## [Instrução escrita]
Reproduza literalmente o trecho do material que vai da linha que contém "x-tick-label: 0.05 <box>2107" até a linha que contém "x-tick-label: 0.1 <box>1376", incluindo as duas, e nada além disso.

==*==

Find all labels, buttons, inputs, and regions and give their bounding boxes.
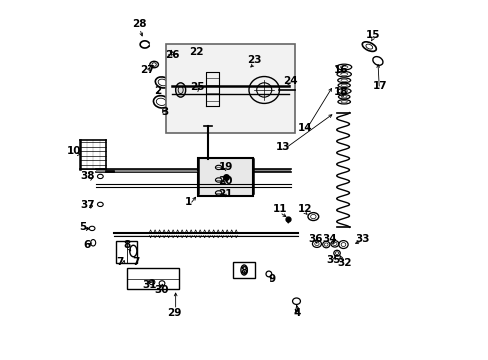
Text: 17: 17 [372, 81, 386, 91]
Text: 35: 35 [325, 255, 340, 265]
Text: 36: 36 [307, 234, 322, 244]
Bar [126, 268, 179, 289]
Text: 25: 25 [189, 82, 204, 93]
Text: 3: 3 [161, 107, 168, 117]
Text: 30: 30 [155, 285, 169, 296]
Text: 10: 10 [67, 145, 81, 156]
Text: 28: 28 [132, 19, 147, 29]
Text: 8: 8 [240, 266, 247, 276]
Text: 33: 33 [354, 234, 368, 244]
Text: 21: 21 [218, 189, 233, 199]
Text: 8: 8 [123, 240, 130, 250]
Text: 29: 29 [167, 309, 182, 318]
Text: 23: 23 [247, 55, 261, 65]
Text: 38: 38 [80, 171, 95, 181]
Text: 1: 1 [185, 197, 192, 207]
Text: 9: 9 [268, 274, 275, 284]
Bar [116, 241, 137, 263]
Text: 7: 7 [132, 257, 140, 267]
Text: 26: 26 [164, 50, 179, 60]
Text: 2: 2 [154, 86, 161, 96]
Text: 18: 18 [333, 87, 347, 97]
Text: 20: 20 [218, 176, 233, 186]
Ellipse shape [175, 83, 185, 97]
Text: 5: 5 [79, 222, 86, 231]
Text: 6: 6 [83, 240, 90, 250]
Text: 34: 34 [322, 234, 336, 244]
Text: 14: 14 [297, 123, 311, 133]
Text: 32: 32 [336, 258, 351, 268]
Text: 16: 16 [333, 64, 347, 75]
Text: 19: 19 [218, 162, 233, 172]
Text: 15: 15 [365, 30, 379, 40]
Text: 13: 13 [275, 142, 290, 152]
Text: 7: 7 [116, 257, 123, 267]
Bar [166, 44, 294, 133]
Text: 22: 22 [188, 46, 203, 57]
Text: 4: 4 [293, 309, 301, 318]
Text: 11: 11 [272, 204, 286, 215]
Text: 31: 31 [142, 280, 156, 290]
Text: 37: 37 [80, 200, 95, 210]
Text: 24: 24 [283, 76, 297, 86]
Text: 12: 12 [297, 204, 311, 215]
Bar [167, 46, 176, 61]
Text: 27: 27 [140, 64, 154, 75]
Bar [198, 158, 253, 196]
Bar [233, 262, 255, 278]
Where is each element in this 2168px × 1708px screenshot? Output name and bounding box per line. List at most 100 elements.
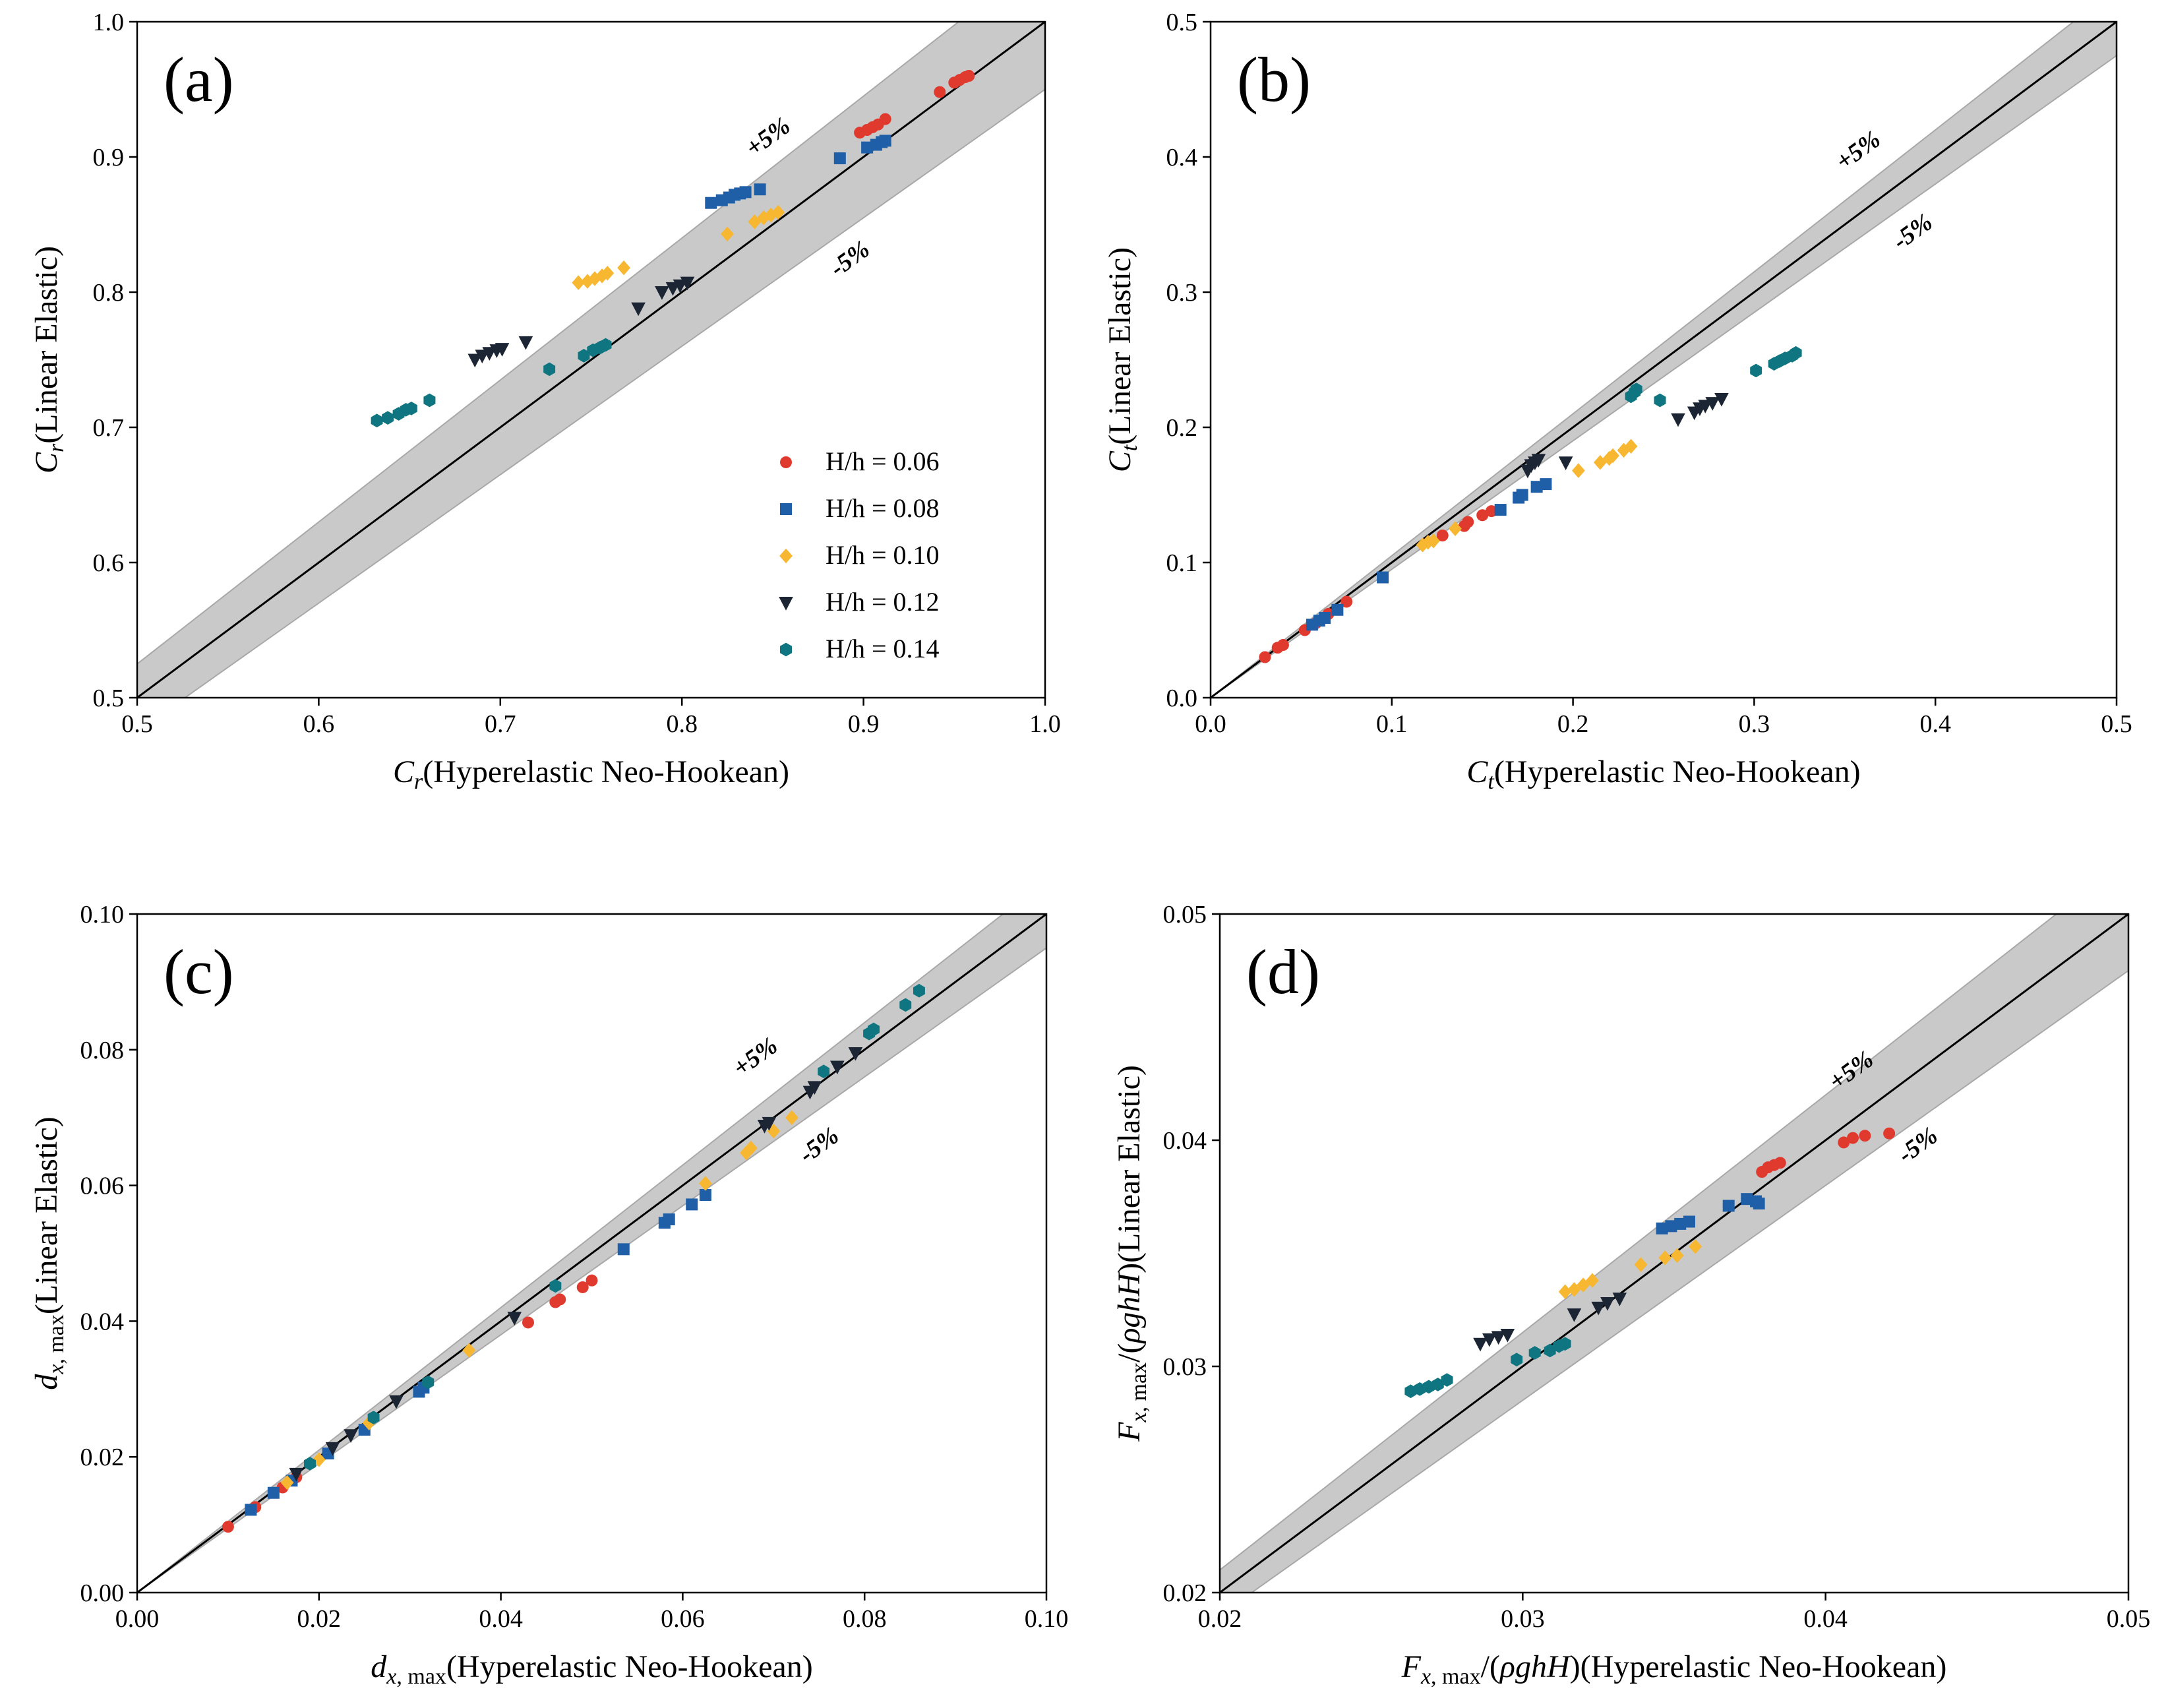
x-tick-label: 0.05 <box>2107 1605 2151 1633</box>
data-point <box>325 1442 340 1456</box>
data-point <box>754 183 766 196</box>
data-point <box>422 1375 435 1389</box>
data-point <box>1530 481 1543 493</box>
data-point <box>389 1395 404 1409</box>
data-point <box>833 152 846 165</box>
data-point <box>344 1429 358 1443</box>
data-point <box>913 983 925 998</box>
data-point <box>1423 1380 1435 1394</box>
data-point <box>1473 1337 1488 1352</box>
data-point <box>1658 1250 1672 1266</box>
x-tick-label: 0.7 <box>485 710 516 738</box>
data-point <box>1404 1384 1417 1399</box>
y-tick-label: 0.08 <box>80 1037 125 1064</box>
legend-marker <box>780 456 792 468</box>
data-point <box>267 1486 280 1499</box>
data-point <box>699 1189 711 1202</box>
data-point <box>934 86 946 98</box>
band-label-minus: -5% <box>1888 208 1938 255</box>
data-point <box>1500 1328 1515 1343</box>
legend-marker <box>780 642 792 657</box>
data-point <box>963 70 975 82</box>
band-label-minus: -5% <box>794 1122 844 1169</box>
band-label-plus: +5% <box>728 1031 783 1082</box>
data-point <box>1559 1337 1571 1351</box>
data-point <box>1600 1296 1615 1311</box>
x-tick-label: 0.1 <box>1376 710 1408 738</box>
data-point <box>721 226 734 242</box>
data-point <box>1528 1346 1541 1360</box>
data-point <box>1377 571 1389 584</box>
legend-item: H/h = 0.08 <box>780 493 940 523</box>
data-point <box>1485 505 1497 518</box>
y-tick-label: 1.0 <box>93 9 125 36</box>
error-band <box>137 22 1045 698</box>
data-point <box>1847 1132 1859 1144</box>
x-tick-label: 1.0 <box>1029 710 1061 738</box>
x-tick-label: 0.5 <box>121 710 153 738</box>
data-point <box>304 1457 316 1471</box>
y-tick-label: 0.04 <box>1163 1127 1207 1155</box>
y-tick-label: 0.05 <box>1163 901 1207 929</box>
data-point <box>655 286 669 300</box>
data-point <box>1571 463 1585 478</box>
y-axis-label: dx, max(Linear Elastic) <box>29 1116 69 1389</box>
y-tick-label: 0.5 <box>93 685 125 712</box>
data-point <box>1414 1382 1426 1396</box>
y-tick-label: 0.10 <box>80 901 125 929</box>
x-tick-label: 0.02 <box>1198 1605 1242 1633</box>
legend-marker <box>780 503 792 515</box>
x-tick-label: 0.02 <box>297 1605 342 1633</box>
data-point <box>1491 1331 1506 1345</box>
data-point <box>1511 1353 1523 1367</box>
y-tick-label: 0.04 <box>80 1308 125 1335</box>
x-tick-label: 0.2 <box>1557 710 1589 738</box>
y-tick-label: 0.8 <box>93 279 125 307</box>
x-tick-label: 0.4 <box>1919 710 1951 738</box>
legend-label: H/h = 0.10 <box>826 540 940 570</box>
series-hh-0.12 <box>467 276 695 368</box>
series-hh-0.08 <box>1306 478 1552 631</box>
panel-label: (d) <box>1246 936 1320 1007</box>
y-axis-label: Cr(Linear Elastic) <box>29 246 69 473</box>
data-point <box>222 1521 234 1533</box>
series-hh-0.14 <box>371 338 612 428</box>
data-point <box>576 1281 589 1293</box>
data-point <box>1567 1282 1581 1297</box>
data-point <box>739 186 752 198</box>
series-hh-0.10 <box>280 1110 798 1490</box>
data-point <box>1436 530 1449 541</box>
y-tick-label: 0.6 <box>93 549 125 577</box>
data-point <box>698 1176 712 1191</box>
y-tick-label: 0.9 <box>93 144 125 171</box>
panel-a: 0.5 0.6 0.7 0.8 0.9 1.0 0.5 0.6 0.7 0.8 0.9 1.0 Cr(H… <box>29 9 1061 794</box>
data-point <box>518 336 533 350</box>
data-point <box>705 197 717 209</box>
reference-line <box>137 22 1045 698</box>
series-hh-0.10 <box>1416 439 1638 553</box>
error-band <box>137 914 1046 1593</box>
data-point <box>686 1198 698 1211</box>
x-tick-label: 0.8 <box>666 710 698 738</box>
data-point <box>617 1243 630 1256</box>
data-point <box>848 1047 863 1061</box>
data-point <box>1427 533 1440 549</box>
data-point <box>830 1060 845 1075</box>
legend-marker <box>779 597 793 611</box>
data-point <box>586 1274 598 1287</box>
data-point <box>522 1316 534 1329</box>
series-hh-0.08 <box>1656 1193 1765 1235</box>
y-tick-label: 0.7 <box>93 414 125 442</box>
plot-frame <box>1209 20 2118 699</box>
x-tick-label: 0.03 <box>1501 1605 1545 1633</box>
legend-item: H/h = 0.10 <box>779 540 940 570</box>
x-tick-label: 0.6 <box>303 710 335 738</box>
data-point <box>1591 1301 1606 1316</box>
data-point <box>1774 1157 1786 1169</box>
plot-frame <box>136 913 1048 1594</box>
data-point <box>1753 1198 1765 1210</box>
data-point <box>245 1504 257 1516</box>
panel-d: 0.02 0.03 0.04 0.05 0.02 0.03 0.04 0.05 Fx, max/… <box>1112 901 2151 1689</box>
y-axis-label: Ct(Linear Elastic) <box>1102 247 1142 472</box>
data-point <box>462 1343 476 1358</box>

==*==

## [Resultado]
x-tick-label: 0.05 <box>2107 1605 2151 1633</box>
data-point <box>325 1442 340 1456</box>
data-point <box>754 183 766 196</box>
data-point <box>422 1375 435 1389</box>
data-point <box>1530 481 1543 493</box>
data-point <box>389 1395 404 1409</box>
data-point <box>833 152 846 165</box>
data-point <box>344 1429 358 1443</box>
data-point <box>913 983 925 998</box>
data-point <box>1423 1380 1435 1394</box>
data-point <box>1473 1337 1488 1352</box>
data-point <box>1658 1250 1672 1266</box>
x-tick-label: 0.7 <box>485 710 516 738</box>
data-point <box>1404 1384 1417 1399</box>
y-tick-label: 0.08 <box>80 1037 125 1064</box>
legend-marker <box>780 456 792 468</box>
data-point <box>267 1486 280 1499</box>
data-point <box>699 1189 711 1202</box>
data-point <box>934 86 946 98</box>
band-label-minus: -5% <box>1888 208 1938 255</box>
data-point <box>1500 1328 1515 1343</box>
legend-marker <box>780 642 792 657</box>
data-point <box>963 70 975 82</box>
band-label-minus: -5% <box>794 1122 844 1169</box>
band-label-plus: +5% <box>728 1031 783 1082</box>
data-point <box>1559 1337 1571 1351</box>
data-point <box>1600 1296 1615 1311</box>
x-tick-label: 0.1 <box>1376 710 1408 738</box>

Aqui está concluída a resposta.